■ **EXERCISE**
Which lines hold the word "title"? Copy each of them from the material.
## start RECORDS FOR THIS EXERCISE
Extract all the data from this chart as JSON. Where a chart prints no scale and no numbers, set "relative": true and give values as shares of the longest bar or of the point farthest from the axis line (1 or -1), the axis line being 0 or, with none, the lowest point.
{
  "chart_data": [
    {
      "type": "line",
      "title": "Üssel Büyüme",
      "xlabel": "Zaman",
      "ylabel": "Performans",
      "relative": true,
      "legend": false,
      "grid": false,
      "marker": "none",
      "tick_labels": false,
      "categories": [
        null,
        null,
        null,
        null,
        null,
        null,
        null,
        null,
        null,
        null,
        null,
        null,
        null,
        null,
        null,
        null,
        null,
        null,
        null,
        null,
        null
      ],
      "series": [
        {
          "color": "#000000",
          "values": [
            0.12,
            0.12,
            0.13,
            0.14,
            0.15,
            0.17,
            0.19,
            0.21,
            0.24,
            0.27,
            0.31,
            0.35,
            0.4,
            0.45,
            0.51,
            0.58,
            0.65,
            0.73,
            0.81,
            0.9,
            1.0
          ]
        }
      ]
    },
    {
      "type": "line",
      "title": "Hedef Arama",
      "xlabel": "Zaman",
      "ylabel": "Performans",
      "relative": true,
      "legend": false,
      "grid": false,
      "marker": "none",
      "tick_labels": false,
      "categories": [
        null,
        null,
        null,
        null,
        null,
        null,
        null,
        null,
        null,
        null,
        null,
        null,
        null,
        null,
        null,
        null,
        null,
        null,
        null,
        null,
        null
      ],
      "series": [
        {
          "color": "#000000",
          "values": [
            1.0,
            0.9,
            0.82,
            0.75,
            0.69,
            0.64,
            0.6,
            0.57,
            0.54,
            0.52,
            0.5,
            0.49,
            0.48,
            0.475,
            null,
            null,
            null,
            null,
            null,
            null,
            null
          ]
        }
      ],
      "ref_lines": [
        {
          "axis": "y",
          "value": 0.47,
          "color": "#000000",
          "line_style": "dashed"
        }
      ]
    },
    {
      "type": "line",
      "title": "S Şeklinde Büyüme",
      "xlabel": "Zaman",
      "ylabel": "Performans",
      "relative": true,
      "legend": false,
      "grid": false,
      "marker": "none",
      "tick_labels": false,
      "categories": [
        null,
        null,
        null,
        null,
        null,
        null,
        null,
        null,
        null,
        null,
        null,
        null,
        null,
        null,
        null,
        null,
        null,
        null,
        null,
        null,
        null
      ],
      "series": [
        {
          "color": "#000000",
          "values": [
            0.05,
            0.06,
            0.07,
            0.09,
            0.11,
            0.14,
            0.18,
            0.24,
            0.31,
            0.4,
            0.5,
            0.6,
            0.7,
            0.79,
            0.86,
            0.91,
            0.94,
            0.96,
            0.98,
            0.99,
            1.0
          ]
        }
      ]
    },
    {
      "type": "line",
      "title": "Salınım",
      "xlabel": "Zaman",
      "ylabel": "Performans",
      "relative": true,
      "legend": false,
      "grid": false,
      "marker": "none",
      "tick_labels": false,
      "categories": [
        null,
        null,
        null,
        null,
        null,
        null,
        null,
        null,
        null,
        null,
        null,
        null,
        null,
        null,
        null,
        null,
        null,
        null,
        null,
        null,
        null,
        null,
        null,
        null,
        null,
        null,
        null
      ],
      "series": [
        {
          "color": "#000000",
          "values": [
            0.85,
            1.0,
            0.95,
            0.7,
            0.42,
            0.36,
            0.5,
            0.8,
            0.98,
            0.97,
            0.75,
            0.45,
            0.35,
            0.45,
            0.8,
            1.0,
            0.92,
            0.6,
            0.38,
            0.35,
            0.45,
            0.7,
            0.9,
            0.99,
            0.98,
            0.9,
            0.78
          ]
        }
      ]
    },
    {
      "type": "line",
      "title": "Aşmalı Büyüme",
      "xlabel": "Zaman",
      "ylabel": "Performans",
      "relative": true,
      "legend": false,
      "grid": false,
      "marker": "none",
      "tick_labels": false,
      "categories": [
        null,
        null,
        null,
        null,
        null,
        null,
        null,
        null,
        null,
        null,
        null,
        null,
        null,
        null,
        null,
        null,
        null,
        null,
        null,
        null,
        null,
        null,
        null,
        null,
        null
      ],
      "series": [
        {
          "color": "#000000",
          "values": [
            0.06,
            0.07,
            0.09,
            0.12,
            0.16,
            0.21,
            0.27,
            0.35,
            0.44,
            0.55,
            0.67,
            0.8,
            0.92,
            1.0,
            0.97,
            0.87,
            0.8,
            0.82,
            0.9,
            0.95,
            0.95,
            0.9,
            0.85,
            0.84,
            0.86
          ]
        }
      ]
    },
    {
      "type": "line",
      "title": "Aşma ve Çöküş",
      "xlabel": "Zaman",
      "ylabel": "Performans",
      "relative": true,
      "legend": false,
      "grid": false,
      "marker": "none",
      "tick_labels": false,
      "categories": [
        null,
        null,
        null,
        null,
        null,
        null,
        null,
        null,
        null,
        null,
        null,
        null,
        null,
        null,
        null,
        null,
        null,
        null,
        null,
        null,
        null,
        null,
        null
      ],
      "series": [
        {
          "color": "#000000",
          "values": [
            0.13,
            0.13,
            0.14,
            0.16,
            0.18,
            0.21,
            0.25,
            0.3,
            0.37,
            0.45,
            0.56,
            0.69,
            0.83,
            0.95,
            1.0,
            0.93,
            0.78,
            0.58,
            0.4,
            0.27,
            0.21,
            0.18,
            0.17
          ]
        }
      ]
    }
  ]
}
## end RECORDS FOR THIS EXERCISE
■ **SOLUTION TO THIS TASK**
      "title": "Üssel Büyüme",
      "title": "Hedef Arama",
      "title": "S Şeklinde Büyüme",
      "title": "Salınım",
      "title": "Aşmalı Büyüme",
      "title": "Aşma ve Çöküş",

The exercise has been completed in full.